▶ _Passage to read_:
------------

Israel’s strike on Hamas Leader Haniyeh signals defiance to Iran - opinion

The elimination of Hamas leader Ismail Haniyeh marks a pivotal shift in Israel's anti-terror strategy, sending a strong message to Iran and its proxies.

IRAN’S SUPREME Leader Ayatollah Ali Khamenei meets with Hamas leader Ismail Haniyeh (center) and Islamic Jihad chief Ziad al-Nakhala in Tehran, on Tuesday.  (photo credit: Office of the Iranian Supreme Leader/West Asia News Agency/Reuters)
IRAN’S SUPREME Leader Ayatollah Ali Khamenei meets with Hamas leader Ismail Haniyeh (center) and Islamic Jihad chief Ziad al-Nakhala in Tehran, on Tuesday.
(photo credit: Office of the Iranian Supreme Leader/West Asia News Agency/Reuters)

The elimination of Ismail Haniyeh, chairman of the Hamas political bureau (2017-2024) and former Palestinian prime minister in Gaza (2006-2014), was a long time in coming and sends several important messages from Israel to Iran and its terror proxy network. 

Israel is widely assumed to be behind the action although it did not accept direct responsibility. The targeted killing would represent an important Rubicon that Israel has apparently now passed, from fear and containment to assertiveness and a policy of “no tolerance” for those trying to kill Israelis and destroy Israel.

Haniyeh’s elimination conveyed a particularly strong message to Iran. It insulted the Iranians, revealed their weakness, and broadcast that Iranian leaders or their proxy officials could be targeted and eliminated by Israel anywhere, at the place and time of Israel’s choosing.

------------

▶ _Records_:
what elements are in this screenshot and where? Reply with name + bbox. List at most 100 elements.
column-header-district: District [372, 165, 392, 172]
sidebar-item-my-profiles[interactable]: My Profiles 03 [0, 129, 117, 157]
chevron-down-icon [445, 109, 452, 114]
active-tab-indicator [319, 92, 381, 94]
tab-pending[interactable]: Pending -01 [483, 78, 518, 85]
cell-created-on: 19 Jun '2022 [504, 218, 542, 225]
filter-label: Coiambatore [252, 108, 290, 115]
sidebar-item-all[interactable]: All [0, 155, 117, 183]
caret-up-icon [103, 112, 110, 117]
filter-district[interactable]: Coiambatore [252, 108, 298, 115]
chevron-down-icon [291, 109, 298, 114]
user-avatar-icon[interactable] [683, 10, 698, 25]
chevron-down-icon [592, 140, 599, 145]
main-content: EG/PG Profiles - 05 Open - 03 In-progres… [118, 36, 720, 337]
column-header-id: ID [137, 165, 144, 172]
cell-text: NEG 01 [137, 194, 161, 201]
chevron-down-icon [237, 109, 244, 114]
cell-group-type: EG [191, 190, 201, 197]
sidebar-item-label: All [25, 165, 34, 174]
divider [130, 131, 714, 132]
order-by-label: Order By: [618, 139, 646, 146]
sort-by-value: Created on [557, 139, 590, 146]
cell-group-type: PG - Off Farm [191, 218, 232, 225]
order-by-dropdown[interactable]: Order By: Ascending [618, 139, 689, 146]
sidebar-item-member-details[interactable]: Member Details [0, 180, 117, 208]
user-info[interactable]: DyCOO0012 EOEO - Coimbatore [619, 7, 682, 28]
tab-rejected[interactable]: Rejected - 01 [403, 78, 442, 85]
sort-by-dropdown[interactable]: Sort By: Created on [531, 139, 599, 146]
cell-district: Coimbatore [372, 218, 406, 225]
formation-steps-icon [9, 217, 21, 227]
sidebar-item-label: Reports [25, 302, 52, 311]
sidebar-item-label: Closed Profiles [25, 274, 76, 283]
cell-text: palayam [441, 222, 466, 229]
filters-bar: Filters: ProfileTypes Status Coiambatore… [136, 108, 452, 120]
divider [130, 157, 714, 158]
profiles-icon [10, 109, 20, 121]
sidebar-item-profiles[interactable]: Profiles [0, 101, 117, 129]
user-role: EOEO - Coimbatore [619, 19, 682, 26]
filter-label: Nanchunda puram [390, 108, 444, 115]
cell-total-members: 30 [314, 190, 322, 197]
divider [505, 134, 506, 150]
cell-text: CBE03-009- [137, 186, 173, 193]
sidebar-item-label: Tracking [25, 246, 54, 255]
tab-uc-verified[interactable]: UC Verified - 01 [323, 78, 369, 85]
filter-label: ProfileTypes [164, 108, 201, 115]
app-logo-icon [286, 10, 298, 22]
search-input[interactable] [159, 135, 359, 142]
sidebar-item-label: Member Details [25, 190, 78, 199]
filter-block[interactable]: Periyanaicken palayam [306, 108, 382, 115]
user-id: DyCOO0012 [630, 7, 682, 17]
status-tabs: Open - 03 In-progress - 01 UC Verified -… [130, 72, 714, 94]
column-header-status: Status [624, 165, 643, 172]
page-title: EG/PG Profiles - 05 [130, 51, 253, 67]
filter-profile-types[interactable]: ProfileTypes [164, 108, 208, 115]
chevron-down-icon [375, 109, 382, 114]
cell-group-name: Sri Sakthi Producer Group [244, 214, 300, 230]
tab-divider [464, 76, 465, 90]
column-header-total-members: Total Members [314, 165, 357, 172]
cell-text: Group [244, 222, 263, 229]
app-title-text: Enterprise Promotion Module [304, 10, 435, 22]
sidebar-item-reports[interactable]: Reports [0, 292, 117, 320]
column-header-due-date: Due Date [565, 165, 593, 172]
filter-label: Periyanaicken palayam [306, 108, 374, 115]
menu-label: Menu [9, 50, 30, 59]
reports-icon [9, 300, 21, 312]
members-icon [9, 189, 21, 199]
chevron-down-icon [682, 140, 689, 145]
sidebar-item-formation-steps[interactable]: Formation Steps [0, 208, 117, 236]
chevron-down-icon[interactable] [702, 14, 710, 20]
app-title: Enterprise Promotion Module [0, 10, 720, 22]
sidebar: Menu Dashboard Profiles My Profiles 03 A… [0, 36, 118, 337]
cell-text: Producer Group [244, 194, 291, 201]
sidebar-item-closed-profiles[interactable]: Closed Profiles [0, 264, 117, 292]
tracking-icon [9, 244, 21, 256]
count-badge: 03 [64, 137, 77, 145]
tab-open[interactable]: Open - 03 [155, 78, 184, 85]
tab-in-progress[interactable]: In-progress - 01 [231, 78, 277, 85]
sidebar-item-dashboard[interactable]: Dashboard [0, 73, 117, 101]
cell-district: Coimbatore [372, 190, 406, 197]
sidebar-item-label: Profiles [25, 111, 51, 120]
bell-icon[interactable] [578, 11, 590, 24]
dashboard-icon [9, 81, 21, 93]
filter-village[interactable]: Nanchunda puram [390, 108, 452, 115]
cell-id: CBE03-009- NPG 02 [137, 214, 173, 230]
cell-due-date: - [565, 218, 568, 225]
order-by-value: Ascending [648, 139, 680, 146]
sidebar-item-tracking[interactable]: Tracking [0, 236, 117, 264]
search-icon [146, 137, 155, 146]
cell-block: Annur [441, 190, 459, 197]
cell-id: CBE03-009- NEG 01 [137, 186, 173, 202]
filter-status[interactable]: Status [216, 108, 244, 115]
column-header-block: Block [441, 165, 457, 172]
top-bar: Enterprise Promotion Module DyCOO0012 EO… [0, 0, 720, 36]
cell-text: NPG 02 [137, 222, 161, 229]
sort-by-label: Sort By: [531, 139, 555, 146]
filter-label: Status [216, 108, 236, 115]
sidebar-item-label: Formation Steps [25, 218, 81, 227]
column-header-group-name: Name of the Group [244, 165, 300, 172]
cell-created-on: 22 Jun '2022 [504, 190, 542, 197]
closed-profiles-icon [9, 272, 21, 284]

------------

▶ _Exercise set_:
**1)** In the Haniyeh opinion piece, during which years was Ismail Haniyeh chairman of the Hamas political bureau?
**2)** Please convert the listing, from its first line up to and including the line with "filter-label: Coiambatore [252, 108, 290, 115]", into a numbered list, leaving out any blank lines.

▶ _Written responses_:
**1)** 2017 to 2024

**2)**
1. what elements are in this screenshot and where? Reply with name + bbox. List at most 100 elements.
2. column-header-district: District [372, 165, 392, 172]
3. sidebar-item-my-profiles[interactable]: My Profiles 03 [0, 129, 117, 157]
4. chevron-down-icon [445, 109, 452, 114]
5. active-tab-indicator [319, 92, 381, 94]
6. tab-pending[interactable]: Pending -01 [483, 78, 518, 85]
7. cell-created-on: 19 Jun '2022 [504, 218, 542, 225]
8. filter-label: Coiambatore [252, 108, 290, 115]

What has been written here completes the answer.